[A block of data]
--- Start ---

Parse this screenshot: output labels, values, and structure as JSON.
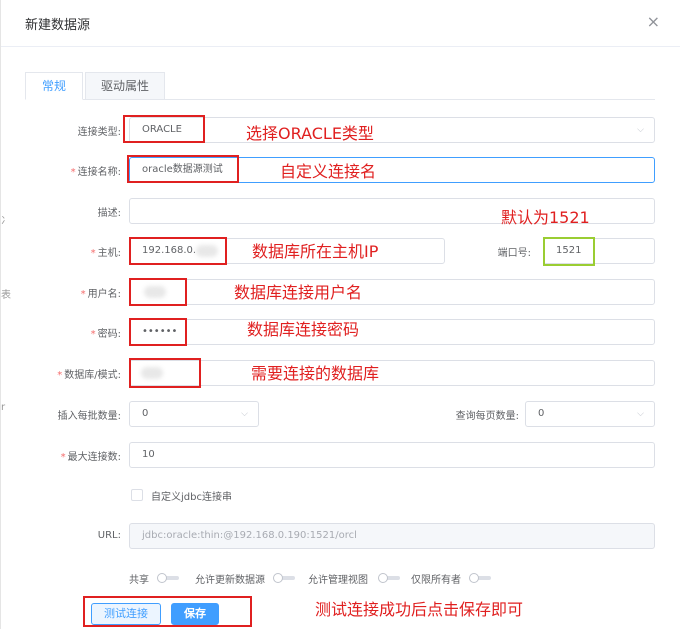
{
  "dialog": {
    "title": "新建数据源",
    "close_glyph": "×"
  },
  "tabs": [
    {
      "label": "常规"
    },
    {
      "label": "驱动属性"
    }
  ],
  "edge_marks": [
    "冫",
    "表",
    "r"
  ],
  "fields": {
    "type_label": "连接类型:",
    "type_value": "ORACLE",
    "name_label": "连接名称:",
    "name_value": "oracle数据源测试",
    "desc_label": "描述:",
    "host_label": "主机:",
    "host_value": "192.168.0.",
    "port_label": "端口号:",
    "port_value": "1521",
    "user_label": "用户名:",
    "pwd_label": "密码:",
    "pwd_value": "••••••",
    "db_label": "数据库/模式:",
    "insert_label": "插入每批数量:",
    "insert_value": "0",
    "query_label": "查询每页数量:",
    "query_value": "0",
    "maxconn_label": "最大连接数:",
    "maxconn_value": "10",
    "jdbc_checkbox_label": "自定义jdbc连接串",
    "url_label": "URL:",
    "url_value": "jdbc:oracle:thin:@192.168.0.190:1521/orcl",
    "required_mark": "*"
  },
  "switches": [
    {
      "label": "共享"
    },
    {
      "label": "允许更新数据源"
    },
    {
      "label": "允许管理视图"
    },
    {
      "label": "仅限所有者"
    }
  ],
  "buttons": {
    "test": "测试连接",
    "save": "保存"
  },
  "annotations": {
    "type": "选择ORACLE类型",
    "name": "自定义连接名",
    "port": "默认为1521",
    "host": "数据库所在主机IP",
    "user": "数据库连接用户名",
    "pwd": "数据库连接密码",
    "db": "需要连接的数据库",
    "save": "测试连接成功后点击保存即可"
  },
  "colors": {
    "accent": "#409eff",
    "annotation_red": "#e02020",
    "annotation_green": "#9acd32"
  }
}
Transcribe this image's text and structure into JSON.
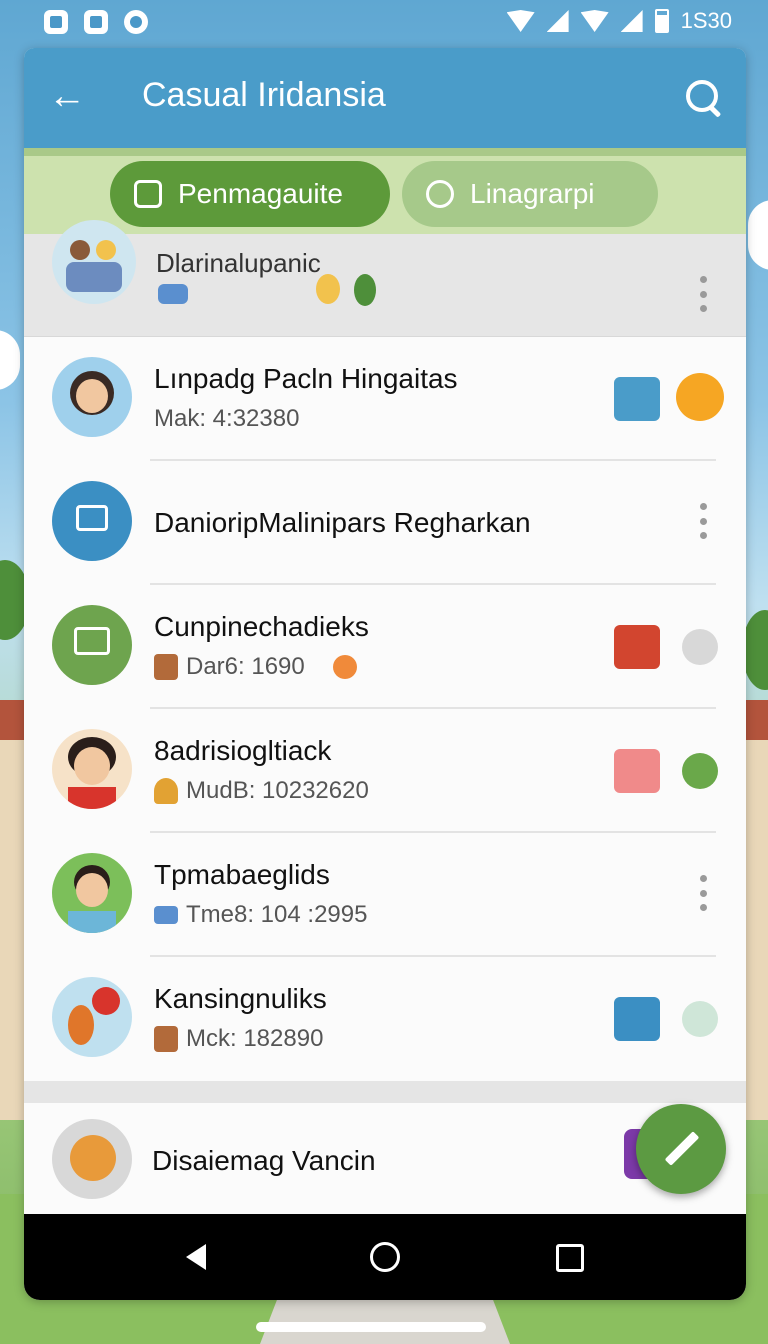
{
  "status_bar": {
    "time": "1S30"
  },
  "app_bar": {
    "title": "Casual Iridansia"
  },
  "tabs": [
    {
      "label": "Penmagauite",
      "active": true
    },
    {
      "label": "Linagrarpi",
      "active": false
    }
  ],
  "header": {
    "label": "Dlarinalupanic"
  },
  "rows": [
    {
      "name": "Lınpadg Pacln Hingaitas",
      "meta": "Mak: 4:32380"
    },
    {
      "name": "DanioripMalinipars Regharkan",
      "meta": ""
    },
    {
      "name": "Cunpinechadieks",
      "meta": "Dar6: 1690"
    },
    {
      "name": "8adrisiogltiack",
      "meta": "MudB: 10232620"
    },
    {
      "name": "Tpmabaeglids",
      "meta": "Tme8: 104 :2995"
    },
    {
      "name": "Kansingnuliks",
      "meta": "Mck: 182890"
    }
  ],
  "last_row": {
    "name": "Disaiemag Vancin"
  },
  "colors": {
    "app_bar": "#4a9cc9",
    "active_tab": "#5d9a3a",
    "fab": "#5c9a42"
  }
}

--- End ---

## Exercise goal
Identify which lines contain the word "meta" and copy each one.

## Written answer
      "meta": "Mak: 4:32380"
      "meta": ""
      "meta": "Dar6: 1690"
      "meta": "MudB: 10232620"
      "meta": "Tme8: 104 :2995"
      "meta": "Mck: 182890"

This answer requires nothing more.